Data in this exercise >>
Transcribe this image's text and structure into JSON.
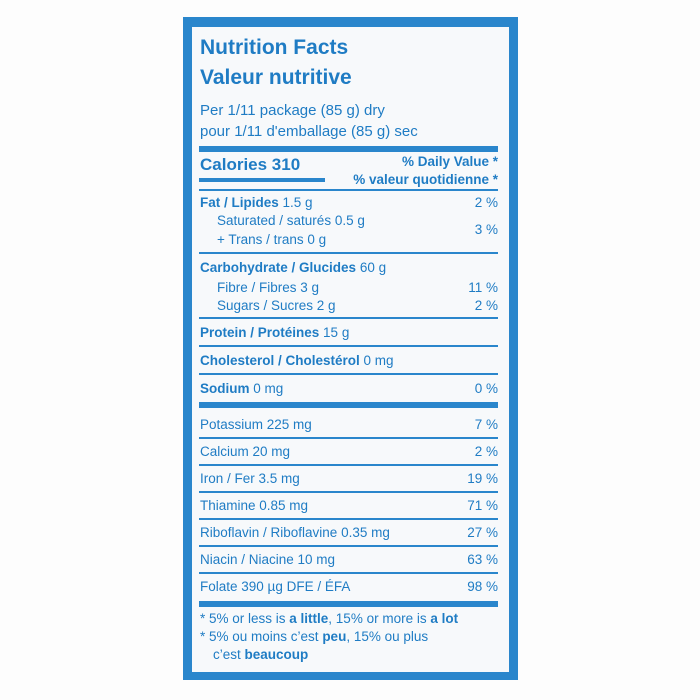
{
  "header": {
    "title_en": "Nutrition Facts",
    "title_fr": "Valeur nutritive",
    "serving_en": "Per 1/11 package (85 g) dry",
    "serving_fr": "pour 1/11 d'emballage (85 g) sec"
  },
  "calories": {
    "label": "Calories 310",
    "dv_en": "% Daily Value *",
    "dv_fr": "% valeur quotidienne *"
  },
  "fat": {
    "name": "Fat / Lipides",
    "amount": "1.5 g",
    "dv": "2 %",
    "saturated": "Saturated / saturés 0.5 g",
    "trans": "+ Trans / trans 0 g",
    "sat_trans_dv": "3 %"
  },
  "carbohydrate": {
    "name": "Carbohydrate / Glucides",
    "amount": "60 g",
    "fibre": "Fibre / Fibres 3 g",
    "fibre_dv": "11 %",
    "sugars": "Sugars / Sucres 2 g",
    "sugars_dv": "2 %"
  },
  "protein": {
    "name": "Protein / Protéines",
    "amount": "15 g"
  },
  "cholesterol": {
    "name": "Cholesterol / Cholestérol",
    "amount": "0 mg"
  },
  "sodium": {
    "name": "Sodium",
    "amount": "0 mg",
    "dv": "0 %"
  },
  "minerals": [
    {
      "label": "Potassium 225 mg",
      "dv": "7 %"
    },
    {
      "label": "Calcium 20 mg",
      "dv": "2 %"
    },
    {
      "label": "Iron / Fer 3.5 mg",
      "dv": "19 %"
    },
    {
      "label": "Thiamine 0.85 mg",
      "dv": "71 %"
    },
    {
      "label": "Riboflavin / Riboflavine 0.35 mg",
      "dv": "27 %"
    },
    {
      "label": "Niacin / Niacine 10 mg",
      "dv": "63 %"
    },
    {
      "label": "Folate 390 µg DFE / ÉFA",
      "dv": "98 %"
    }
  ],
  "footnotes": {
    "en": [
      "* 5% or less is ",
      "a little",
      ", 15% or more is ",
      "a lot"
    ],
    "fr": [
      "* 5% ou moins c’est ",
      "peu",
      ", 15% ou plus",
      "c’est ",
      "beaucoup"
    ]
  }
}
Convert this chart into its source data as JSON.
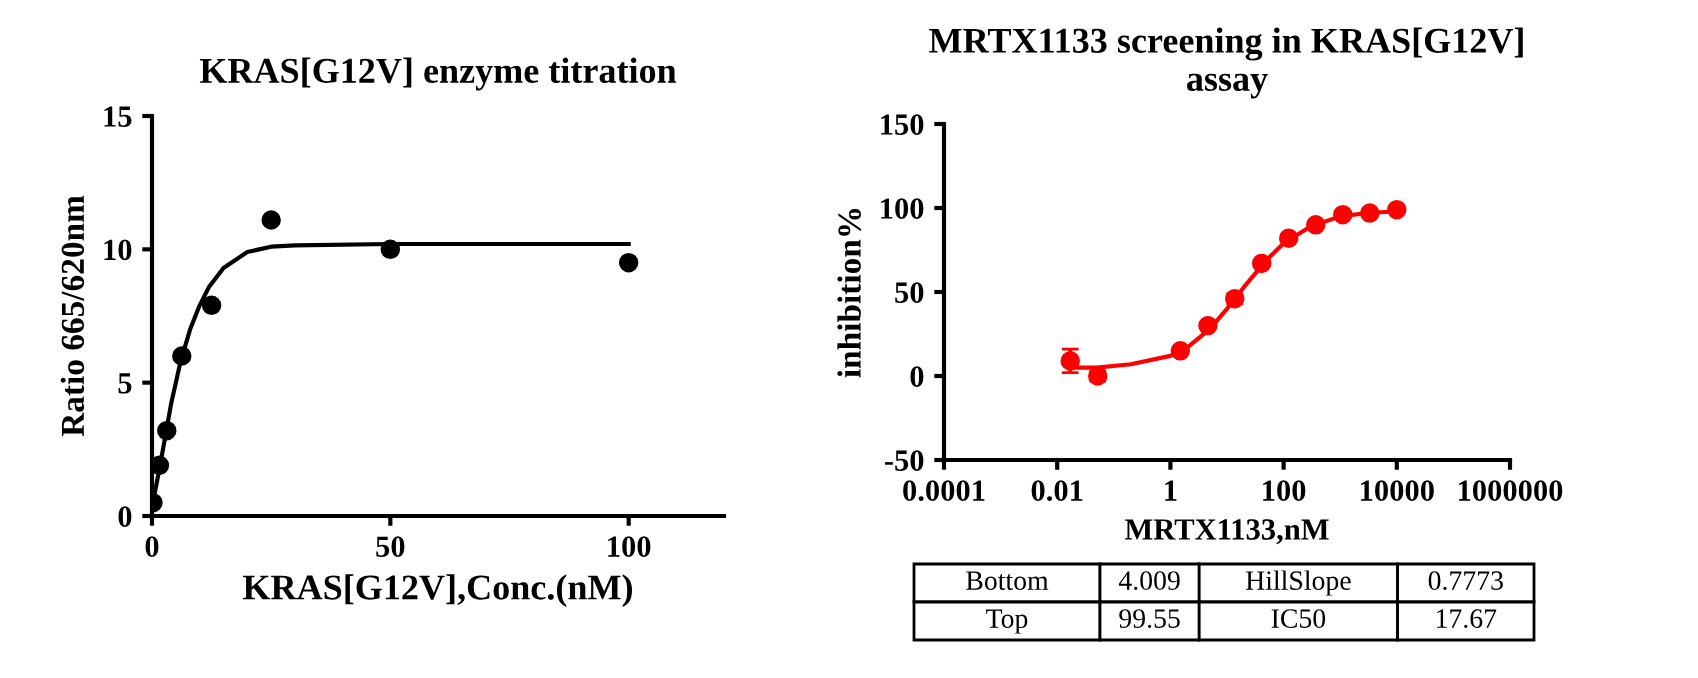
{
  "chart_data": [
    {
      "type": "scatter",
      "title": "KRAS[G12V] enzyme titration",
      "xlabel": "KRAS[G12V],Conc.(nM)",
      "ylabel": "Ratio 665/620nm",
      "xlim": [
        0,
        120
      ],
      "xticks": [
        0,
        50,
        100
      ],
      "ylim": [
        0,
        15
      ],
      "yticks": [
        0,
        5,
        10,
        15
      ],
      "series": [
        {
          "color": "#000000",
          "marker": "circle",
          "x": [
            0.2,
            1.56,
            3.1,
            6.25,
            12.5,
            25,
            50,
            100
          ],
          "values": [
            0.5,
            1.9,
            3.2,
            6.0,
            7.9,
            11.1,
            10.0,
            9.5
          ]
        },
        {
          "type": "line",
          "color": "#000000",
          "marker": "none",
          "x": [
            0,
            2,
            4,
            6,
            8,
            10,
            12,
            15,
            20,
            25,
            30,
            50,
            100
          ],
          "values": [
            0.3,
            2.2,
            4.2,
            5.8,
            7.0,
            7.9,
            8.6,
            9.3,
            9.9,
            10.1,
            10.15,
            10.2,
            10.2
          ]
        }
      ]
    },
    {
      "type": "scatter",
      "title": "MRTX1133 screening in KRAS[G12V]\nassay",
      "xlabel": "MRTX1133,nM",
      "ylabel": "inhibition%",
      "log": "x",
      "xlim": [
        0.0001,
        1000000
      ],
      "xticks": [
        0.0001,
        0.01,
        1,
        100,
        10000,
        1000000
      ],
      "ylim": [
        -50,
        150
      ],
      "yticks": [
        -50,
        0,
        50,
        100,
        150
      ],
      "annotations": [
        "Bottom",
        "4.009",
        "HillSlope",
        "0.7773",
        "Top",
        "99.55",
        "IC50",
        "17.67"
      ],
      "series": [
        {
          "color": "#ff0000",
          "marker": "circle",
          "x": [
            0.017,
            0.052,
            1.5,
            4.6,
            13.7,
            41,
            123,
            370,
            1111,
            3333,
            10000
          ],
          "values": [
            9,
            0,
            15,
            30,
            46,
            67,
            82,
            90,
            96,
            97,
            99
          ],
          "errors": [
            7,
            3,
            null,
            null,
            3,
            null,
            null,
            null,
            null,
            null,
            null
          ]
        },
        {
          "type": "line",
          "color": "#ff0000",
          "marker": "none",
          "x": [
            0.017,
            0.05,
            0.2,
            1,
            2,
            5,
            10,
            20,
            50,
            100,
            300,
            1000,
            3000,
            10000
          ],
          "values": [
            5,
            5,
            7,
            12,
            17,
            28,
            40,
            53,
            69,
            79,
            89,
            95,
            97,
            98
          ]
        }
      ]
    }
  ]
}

Brief >> Reproduce the entire listing exactly, except for any pictures it contains.

Written answer >>
Transcribe this image's text and structure into JSON.
{
  "header": {
    "title_en": "Nutrition Facts",
    "title_fr": "Valeur nutritive",
    "serving_en": "Per 1/11 package (85 g) dry",
    "serving_fr": "pour 1/11 d'emballage (85 g) sec"
  },
  "calories": {
    "label": "Calories 310",
    "dv_en": "% Daily Value *",
    "dv_fr": "% valeur quotidienne *"
  },
  "fat": {
    "name": "Fat / Lipides",
    "amount": "1.5 g",
    "dv": "2 %",
    "saturated": "Saturated / saturés 0.5 g",
    "trans": "+ Trans / trans 0 g",
    "sat_trans_dv": "3 %"
  },
  "carbohydrate": {
    "name": "Carbohydrate / Glucides",
    "amount": "60 g",
    "fibre": "Fibre / Fibres 3 g",
    "fibre_dv": "11 %",
    "sugars": "Sugars / Sucres 2 g",
    "sugars_dv": "2 %"
  },
  "protein": {
    "name": "Protein / Protéines",
    "amount": "15 g"
  },
  "cholesterol": {
    "name": "Cholesterol / Cholestérol",
    "amount": "0 mg"
  },
  "sodium": {
    "name": "Sodium",
    "amount": "0 mg",
    "dv": "0 %"
  },
  "minerals": [
    {
      "label": "Potassium 225 mg",
      "dv": "7 %"
    },
    {
      "label": "Calcium 20 mg",
      "dv": "2 %"
    },
    {
      "label": "Iron / Fer 3.5 mg",
      "dv": "19 %"
    },
    {
      "label": "Thiamine 0.85 mg",
      "dv": "71 %"
    },
    {
      "label": "Riboflavin / Riboflavine 0.35 mg",
      "dv": "27 %"
    },
    {
      "label": "Niacin / Niacine 10 mg",
      "dv": "63 %"
    },
    {
      "label": "Folate 390 µg DFE / ÉFA",
      "dv": "98 %"
    }
  ],
  "footnotes": {
    "en": [
      "* 5% or less is ",
      "a little",
      ", 15% or more is ",
      "a lot"
    ],
    "fr": [
      "* 5% ou moins c’est ",
      "peu",
      ", 15% ou plus",
      "c’est ",
      "beaucoup"
    ]
  }
}
Convert this chart into its source data as JSON.
{
  "chart_data": [
    {
      "type": "scatter",
      "title": "KRAS[G12V] enzyme titration",
      "xlabel": "KRAS[G12V],Conc.(nM)",
      "ylabel": "Ratio 665/620nm",
      "xlim": [
        0,
        120
      ],
      "xticks": [
        0,
        50,
        100
      ],
      "ylim": [
        0,
        15
      ],
      "yticks": [
        0,
        5,
        10,
        15
      ],
      "series": [
        {
          "color": "#000000",
          "marker": "circle",
          "x": [
            0.2,
            1.56,
            3.1,
            6.25,
            12.5,
            25,
            50,
            100
          ],
          "values": [
            0.5,
            1.9,
            3.2,
            6.0,
            7.9,
            11.1,
            10.0,
            9.5
          ]
        },
        {
          "type": "line",
          "color": "#000000",
          "marker": "none",
          "x": [
            0,
            2,
            4,
            6,
            8,
            10,
            12,
            15,
            20,
            25,
            30,
            50,
            100
          ],
          "values": [
            0.3,
            2.2,
            4.2,
            5.8,
            7.0,
            7.9,
            8.6,
            9.3,
            9.9,
            10.1,
            10.15,
            10.2,
            10.2
          ]
        }
      ]
    },
    {
      "type": "scatter",
      "title": "MRTX1133 screening in KRAS[G12V]\nassay",
      "xlabel": "MRTX1133,nM",
      "ylabel": "inhibition%",
      "log": "x",
      "xlim": [
        0.0001,
        1000000
      ],
      "xticks": [
        0.0001,
        0.01,
        1,
        100,
        10000,
        1000000
      ],
      "ylim": [
        -50,
        150
      ],
      "yticks": [
        -50,
        0,
        50,
        100,
        150
      ],
      "annotations": [
        "Bottom",
        "4.009",
        "HillSlope",
        "0.7773",
        "Top",
        "99.55",
        "IC50",
        "17.67"
      ],
      "series": [
        {
          "color": "#ff0000",
          "marker": "circle",
          "x": [
            0.017,
            0.052,
            1.5,
            4.6,
            13.7,
            41,
            123,
            370,
            1111,
            3333,
            10000
          ],
          "values": [
            9,
            0,
            15,
            30,
            46,
            67,
            82,
            90,
            96,
            97,
            99
          ],
          "errors": [
            7,
            3,
            null,
            null,
            3,
            null,
            null,
            null,
            null,
            null,
            null
          ]
        },
        {
          "type": "line",
          "color": "#ff0000",
          "marker": "none",
          "x": [
            0.017,
            0.05,
            0.2,
            1,
            2,
            5,
            10,
            20,
            50,
            100,
            300,
            1000,
            3000,
            10000
          ],
          "values": [
            5,
            5,
            7,
            12,
            17,
            28,
            40,
            53,
            69,
            79,
            89,
            95,
            97,
            98
          ]
        }
      ]
    }
  ]
}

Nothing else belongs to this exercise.